* [Task instructions]:
(A) Print the SettingWithCopyWarning thread between "return data" and "how to fix it.", inclusive.
(B) Proceed with the pandas SettingWithCopyWarning thread from the point where it stops.

* [Selected excerpt]:
Reputation: 8297
My task is to drop all rows containing NaNs and encode all the categorical variables inside of data.
I wrote a function that looks like
def preprocess_data(data):
data = data.dropna()
le = LabelEncoder()
data['car name'] = le.fit_transform(data['car name'])
return data
which takes a dataframe and returns a processed data. Running this function gives me a warning that says:
SettingWithCopyWarning:
A value is trying to be set on a copy of a slice from a DataFrame.
Try using .loc[row_indexer,col_indexer] = value instead
I don't quite get which part of my code is causing this and how to fix it.
Upvotes: 2
Views: 554
Reputation: 419
Make sure you tell pandas that data
it is its own data frame (and not a slice) by using:
def preprocess_data(data):
data = data.dropna().copy()
le = LabelEncoder()
data['car name'] = le.fit_transform(data['car name'])

* [Data supplied]:
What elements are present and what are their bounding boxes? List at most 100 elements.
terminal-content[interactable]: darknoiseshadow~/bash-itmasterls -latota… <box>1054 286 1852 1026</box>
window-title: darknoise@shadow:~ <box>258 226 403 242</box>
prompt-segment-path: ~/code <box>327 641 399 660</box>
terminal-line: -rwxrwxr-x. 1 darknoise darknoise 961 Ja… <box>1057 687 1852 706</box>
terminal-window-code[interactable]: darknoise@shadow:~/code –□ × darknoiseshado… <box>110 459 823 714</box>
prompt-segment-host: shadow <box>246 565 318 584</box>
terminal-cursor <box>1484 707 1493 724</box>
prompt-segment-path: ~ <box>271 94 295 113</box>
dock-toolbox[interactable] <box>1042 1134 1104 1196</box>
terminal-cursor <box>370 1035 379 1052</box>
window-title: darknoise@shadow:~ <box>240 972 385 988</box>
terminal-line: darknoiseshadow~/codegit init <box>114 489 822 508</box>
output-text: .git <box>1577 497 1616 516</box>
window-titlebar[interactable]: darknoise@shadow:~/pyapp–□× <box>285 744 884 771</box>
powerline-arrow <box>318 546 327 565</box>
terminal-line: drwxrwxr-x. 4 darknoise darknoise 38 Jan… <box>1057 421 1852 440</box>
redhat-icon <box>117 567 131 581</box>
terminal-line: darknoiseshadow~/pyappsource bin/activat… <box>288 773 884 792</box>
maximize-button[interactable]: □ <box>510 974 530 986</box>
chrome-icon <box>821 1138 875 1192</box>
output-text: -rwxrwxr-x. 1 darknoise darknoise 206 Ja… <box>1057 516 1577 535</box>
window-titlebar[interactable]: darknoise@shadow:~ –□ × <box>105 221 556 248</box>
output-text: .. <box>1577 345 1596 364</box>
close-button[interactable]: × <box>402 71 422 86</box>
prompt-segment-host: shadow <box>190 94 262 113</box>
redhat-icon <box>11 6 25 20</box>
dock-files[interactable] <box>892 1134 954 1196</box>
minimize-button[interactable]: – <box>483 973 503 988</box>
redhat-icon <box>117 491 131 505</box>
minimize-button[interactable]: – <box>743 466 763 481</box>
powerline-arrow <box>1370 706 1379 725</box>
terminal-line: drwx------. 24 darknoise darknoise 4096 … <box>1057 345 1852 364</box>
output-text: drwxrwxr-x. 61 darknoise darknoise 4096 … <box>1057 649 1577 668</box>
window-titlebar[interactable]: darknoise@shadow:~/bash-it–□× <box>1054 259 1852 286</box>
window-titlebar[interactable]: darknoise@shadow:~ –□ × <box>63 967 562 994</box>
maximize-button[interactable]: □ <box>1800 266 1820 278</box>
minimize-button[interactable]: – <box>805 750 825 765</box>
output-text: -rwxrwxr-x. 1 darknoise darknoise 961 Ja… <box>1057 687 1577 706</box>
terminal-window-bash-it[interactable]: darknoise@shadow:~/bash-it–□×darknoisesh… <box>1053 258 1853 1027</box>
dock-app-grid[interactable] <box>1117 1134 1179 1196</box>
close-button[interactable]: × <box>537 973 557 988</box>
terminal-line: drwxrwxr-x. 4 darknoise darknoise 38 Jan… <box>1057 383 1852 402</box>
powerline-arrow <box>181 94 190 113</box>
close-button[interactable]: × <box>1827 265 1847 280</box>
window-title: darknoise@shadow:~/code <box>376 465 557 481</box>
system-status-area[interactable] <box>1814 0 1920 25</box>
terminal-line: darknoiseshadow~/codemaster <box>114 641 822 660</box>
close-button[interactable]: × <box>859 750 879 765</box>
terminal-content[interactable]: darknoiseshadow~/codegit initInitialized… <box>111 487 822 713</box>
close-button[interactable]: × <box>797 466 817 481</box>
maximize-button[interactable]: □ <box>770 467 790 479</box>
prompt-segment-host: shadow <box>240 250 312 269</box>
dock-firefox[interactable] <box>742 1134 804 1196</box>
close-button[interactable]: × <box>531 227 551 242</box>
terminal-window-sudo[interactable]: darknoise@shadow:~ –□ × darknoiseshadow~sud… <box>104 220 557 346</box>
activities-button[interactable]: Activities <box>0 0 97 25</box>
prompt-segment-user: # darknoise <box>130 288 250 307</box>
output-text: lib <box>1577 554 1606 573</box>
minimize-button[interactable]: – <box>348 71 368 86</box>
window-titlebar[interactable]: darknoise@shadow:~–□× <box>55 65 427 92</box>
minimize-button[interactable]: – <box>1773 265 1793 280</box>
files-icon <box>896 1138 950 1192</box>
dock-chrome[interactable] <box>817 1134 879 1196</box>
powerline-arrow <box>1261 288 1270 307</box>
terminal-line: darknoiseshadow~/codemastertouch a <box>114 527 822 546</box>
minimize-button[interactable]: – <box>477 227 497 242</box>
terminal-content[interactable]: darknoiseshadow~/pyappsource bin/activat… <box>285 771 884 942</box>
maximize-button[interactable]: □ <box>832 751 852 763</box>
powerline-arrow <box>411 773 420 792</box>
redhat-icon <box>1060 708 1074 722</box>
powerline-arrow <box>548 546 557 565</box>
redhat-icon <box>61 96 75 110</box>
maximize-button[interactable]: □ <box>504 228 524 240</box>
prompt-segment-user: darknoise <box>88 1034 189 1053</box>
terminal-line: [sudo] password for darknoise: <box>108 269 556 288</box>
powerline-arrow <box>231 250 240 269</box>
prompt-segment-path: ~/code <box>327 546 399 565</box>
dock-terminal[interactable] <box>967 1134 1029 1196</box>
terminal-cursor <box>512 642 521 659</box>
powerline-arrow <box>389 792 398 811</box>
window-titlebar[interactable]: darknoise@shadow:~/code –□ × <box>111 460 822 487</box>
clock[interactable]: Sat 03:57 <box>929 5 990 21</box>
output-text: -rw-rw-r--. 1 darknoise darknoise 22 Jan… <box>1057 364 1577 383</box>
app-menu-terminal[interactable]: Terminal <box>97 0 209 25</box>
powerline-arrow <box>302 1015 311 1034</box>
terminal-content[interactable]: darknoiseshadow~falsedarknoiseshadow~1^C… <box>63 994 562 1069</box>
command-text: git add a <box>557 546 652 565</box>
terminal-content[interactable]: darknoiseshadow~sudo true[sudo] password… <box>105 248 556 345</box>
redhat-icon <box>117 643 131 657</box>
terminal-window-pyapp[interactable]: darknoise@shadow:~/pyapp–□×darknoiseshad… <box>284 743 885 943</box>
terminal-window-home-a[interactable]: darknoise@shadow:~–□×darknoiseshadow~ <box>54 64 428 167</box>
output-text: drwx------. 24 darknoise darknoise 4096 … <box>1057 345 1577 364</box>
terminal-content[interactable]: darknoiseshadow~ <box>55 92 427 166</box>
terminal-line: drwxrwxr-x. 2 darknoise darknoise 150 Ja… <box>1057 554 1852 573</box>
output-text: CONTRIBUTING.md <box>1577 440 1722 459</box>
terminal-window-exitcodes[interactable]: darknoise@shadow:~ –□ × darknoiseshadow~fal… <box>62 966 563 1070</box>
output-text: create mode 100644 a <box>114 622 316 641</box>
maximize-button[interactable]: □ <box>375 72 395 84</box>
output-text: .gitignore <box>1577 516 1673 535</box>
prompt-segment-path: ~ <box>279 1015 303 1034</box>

* [Replies]:
(A)
return data
which takes a dataframe and returns a processed data. Running this function gives me a warning that says:
SettingWithCopyWarning:
A value is trying to be set on a copy of a slice from a DataFrame.
Try using .loc[row_indexer,col_indexer] = value instead
I don't quite get which part of my code is causing this and how to fix it.

(B)
return data
A more detailed explanation here: https://github.com/pandas-dev/pandas/issues/17476
Upvotes: 1
Reputation: 21998
Maybe you should give more information and / or the problem is not in the method. The following code does not produce warning.
def preprocess_data(data):
data = data.dropna()
le = preprocessing.LabelEncoder()
data['car name'] = le.fit_transform(data['car name'])
return data
preprocess_data(pd.DataFrame({'car name': ['nissan', 'dacia'], 'car mode': ['juke', 'logan']}))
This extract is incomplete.